>> Start ENTRIES SUPPLIED

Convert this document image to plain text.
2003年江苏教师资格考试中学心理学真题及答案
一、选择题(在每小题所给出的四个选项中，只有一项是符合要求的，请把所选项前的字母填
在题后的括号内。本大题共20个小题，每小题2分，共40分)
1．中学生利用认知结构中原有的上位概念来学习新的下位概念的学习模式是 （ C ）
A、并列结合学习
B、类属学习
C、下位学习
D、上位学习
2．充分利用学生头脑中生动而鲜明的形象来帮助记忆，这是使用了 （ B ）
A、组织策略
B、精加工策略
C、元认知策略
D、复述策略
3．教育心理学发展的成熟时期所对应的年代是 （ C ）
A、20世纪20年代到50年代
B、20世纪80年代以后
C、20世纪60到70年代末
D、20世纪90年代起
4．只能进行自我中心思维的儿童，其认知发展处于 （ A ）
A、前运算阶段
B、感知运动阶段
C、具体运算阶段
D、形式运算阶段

>> End ENTRIES SUPPLIED

### PROBLEM
Extract each entry in full and write it down exactly.

### COMPLETE RESPONSE
Convert this document image to plain text.
2003年江苏教师资格考试中学心理学真题及答案
一、选择题(在每小题所给出的四个选项中，只有一项是符合要求的，请把所选项前的字母填
在题后的括号内。本大题共20个小题，每小题2分，共40分)
1．中学生利用认知结构中原有的上位概念来学习新的下位概念的学习模式是 （ C ）
A、并列结合学习
B、类属学习
C、下位学习
D、上位学习
2．充分利用学生头脑中生动而鲜明的形象来帮助记忆，这是使用了 （ B ）
A、组织策略
B、精加工策略
C、元认知策略
D、复述策略
3．教育心理学发展的成熟时期所对应的年代是 （ C ）
A、20世纪20年代到50年代
B、20世纪80年代以后
C、20世纪60到70年代末
D、20世纪90年代起
4．只能进行自我中心思维的儿童，其认知发展处于 （ A ）
A、前运算阶段
B、感知运动阶段
C、具体运算阶段
D、形式运算阶段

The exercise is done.